(What to do):
a – Please answer these questions from the dog training post, one answer per line, marked the same way:
(i) Which training method sits at the top of the list?
(ii) What did the writer teach Dutch to do when it was quiet at home?
(iii) According to the writer, what share of dog owners don't know what they're doing with the alpha roll?
b – From the first paragraph of the dog training post, list every trait given for a rescue dog that won't respond to clicking or a raw steak.

───── Excerpt to read

With due respect to Idess, I disagree. All dogs can not be lumped together. In my experience if you have a rescue that is dog aggressive, has spent years in a rescue kennel, has endured multiple rehomings, and is an aloof breed like a GSD... I could click until I developed tendonitis and wave a raw steak in front of Dutch's face and get zero response. She was gonna do what she was gonna do. After she killed the other dog, she would be happy to have a steak.

You place all training methods on a list, with eCollar at the top (for the most difficult cases) and positive training at the bottom (for dogs that require less assertive methods). You have to go the where the individual dog is on that day and use the least assertive training method that gets results and then work down the list from that point.

We never resorted to the alpha roll, which I agree is pretty old school and can be dangerous for the handler if you don't know what you're doing - and 90% of dog owners don't. Instead, when it was quiet at home, I taught Dutch to roll over on her side and then used some calming techniques. When I did this during our first obedience class where she was going nuts because she wanted to get ahold of the other dogs, it worked amazingly well and really took the edge off.

──────────
───── Provided material

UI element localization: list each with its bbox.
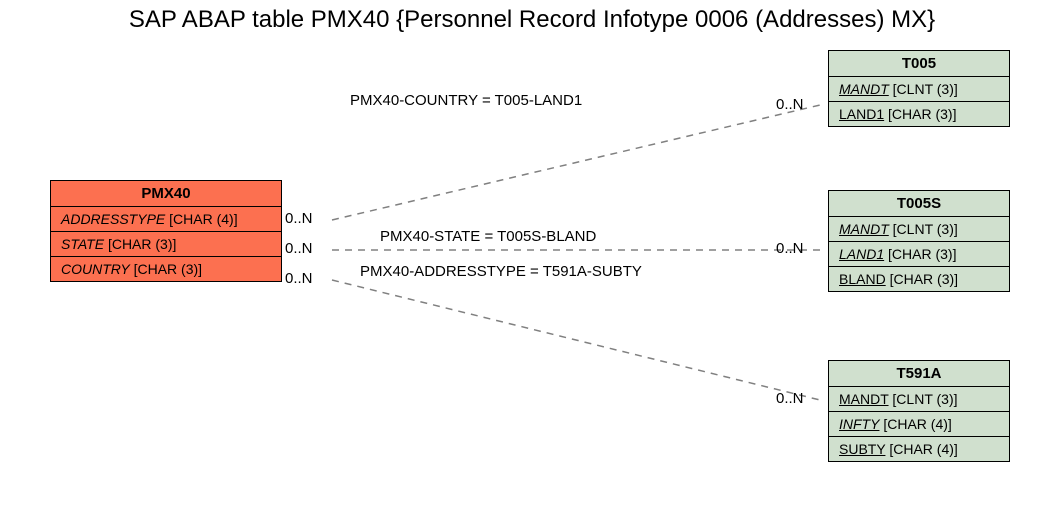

──────────

(Results of the tasks):
a –
(i) The eCollar
(ii) To roll over on her side
(iii) 90%

b –
- Is dog aggressive
- Has spent years in a rescue kennel
- Has endured multiple rehomings
- Is an aloof breed like a GSD